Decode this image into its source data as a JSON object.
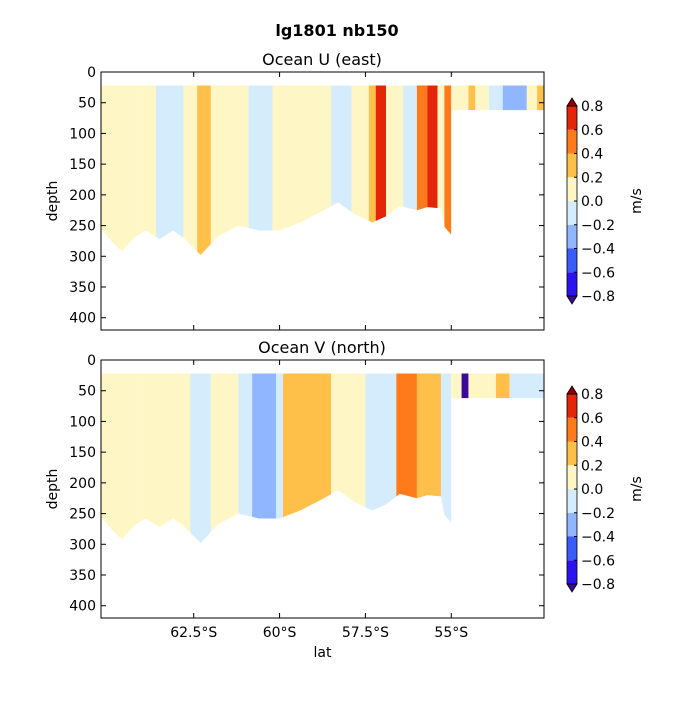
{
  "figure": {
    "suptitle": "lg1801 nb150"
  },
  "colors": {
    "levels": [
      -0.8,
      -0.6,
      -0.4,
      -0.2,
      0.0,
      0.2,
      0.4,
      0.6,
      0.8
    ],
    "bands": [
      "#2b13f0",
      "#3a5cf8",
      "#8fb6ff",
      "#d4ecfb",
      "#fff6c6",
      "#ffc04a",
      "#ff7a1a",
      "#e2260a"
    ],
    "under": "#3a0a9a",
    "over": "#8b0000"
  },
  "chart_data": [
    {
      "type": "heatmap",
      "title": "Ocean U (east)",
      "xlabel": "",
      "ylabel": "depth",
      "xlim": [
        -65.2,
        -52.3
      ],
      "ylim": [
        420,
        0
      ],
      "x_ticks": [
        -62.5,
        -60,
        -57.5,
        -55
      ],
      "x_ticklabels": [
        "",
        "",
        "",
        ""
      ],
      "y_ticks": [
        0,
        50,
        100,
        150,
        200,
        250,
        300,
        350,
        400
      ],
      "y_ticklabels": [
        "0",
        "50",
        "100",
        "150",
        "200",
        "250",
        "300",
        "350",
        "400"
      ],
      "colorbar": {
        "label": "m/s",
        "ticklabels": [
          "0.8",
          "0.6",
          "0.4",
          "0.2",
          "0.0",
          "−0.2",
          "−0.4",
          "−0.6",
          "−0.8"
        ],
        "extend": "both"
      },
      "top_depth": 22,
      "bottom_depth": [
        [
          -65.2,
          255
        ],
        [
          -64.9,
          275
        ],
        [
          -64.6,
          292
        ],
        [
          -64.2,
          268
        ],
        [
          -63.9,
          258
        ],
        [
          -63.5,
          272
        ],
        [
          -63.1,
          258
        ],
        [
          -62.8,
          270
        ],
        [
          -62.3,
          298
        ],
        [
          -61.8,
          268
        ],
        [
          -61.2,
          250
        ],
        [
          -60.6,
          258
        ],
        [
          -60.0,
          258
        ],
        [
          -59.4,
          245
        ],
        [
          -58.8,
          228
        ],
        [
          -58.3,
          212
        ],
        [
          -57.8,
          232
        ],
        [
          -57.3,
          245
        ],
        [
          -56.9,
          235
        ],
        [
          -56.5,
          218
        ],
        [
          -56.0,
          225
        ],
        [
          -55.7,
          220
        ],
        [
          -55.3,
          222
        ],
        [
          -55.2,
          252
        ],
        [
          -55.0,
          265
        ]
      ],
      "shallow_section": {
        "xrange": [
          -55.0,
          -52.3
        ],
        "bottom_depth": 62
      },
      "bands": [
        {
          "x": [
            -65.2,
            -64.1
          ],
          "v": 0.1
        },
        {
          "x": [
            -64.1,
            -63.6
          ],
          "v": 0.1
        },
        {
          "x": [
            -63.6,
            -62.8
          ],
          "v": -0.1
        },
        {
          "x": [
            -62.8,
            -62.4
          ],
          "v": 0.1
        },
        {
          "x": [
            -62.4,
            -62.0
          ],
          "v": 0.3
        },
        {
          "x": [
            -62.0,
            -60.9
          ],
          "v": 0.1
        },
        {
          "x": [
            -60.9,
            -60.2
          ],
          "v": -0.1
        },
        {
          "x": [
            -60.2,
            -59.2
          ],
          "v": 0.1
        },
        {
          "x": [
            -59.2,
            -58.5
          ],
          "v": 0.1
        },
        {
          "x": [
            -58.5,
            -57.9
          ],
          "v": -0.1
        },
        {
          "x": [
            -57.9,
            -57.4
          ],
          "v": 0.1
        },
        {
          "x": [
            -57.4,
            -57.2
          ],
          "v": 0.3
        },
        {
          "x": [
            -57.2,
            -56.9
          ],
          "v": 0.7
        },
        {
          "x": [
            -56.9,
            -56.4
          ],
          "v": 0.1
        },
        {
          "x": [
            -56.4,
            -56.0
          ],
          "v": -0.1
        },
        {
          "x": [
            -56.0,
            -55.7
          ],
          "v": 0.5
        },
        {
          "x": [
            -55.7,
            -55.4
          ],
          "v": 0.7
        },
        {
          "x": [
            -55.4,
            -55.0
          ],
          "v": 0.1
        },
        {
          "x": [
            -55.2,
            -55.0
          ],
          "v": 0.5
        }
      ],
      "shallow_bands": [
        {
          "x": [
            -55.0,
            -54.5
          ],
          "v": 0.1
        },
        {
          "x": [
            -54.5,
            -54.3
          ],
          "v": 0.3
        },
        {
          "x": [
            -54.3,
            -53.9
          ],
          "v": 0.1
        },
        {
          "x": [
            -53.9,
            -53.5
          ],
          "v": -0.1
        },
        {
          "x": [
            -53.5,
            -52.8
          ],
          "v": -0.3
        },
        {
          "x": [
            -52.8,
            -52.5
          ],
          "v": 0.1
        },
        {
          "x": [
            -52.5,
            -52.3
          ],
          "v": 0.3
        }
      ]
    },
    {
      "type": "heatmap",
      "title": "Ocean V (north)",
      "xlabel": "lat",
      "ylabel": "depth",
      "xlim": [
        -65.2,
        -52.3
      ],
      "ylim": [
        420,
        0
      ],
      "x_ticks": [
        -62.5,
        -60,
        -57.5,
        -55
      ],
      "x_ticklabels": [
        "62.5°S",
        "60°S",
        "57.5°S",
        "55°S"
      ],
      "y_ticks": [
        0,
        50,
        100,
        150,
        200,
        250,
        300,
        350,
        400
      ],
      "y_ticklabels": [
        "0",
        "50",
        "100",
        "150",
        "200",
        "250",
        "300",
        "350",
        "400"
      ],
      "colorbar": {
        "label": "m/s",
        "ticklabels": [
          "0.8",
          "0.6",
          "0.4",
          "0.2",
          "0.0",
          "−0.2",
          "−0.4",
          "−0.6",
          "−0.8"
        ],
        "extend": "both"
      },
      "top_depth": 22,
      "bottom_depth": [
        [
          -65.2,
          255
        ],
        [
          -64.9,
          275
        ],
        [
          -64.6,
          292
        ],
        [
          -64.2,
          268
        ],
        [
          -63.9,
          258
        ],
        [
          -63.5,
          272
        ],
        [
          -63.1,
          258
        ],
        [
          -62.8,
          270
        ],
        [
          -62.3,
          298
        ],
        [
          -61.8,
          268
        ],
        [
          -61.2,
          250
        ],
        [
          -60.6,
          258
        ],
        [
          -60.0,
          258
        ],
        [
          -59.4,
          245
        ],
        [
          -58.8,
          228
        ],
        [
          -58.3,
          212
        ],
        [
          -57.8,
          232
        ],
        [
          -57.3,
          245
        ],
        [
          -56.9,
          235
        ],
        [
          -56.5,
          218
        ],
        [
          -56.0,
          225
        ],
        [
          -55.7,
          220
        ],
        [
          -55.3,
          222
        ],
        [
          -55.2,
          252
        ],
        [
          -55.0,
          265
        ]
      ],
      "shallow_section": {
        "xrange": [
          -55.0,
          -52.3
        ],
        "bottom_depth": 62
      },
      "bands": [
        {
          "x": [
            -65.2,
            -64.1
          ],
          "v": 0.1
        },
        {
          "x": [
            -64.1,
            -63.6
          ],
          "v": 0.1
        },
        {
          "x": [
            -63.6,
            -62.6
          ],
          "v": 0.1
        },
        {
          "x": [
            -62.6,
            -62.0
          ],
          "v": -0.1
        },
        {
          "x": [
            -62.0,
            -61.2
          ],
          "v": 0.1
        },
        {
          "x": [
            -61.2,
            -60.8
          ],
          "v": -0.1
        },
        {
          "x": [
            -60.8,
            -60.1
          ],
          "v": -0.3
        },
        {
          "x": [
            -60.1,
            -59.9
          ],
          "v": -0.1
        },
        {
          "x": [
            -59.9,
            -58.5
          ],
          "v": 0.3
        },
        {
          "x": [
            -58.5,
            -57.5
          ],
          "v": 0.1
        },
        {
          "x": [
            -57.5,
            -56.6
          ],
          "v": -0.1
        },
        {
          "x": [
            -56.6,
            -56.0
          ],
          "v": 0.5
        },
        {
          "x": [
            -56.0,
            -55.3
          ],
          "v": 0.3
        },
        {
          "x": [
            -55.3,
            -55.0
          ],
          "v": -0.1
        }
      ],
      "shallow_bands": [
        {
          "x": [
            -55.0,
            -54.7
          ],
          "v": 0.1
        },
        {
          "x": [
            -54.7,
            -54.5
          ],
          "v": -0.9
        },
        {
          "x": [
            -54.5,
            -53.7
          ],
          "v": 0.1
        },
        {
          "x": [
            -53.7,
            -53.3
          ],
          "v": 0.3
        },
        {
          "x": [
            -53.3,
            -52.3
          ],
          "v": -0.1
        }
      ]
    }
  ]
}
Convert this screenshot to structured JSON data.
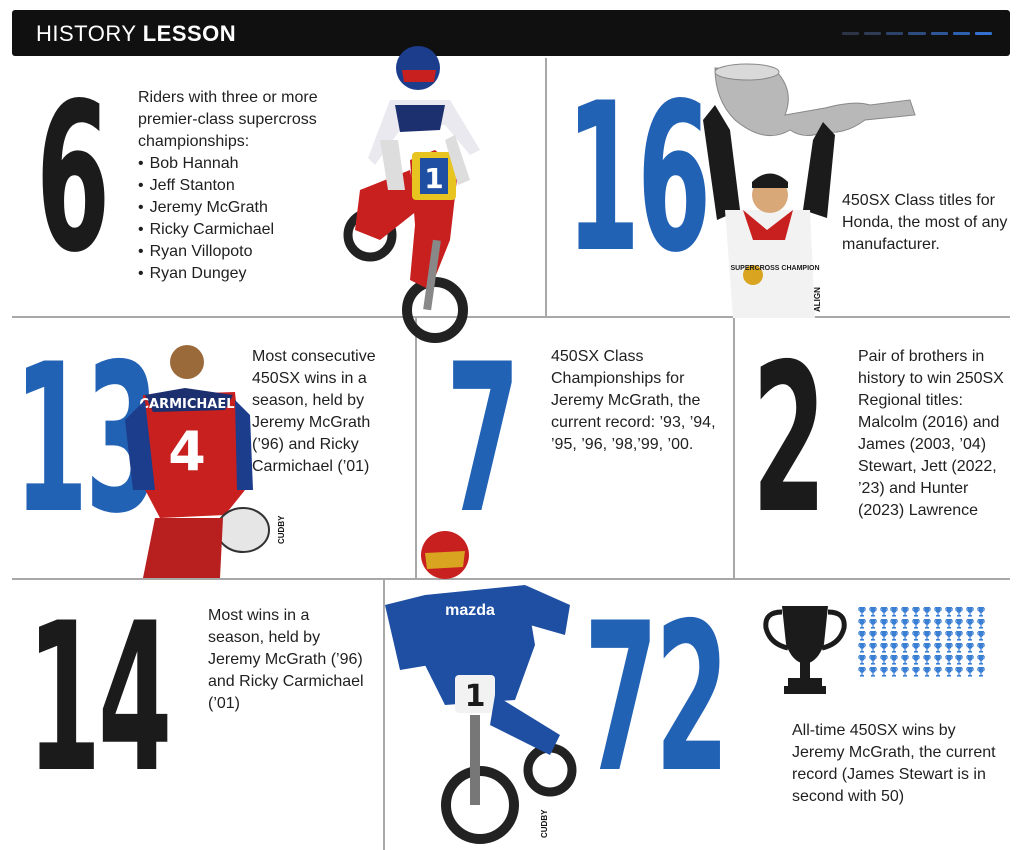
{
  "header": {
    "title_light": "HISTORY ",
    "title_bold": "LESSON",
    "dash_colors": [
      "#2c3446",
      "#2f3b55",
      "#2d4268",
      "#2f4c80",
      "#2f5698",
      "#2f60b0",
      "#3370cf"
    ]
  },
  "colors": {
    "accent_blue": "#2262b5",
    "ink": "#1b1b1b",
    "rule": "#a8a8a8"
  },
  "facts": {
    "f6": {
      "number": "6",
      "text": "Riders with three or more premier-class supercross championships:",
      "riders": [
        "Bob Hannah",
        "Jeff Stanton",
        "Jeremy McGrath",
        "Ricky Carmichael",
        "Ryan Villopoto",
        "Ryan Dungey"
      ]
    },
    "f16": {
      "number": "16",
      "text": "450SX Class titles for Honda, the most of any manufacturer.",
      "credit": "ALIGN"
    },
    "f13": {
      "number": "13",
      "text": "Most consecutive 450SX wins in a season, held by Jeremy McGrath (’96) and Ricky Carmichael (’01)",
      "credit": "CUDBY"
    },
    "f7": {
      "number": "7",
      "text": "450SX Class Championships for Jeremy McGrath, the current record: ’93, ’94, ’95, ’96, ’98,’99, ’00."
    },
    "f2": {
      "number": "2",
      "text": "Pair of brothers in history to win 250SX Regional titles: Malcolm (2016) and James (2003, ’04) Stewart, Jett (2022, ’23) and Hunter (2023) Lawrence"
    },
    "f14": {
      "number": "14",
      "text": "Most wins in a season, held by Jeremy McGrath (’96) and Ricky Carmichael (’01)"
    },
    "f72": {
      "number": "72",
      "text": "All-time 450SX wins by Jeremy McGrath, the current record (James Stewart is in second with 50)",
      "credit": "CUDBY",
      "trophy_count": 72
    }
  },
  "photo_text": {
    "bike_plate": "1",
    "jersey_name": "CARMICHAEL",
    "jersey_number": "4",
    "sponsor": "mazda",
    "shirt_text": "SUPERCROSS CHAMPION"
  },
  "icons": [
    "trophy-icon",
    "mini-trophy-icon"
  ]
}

**Goal:** Which lines in the data above contain "Ocean"? Show each one.

**Solution to the exercise:**
      "title": "Ocean U (east)",
      "title": "Ocean V (north)",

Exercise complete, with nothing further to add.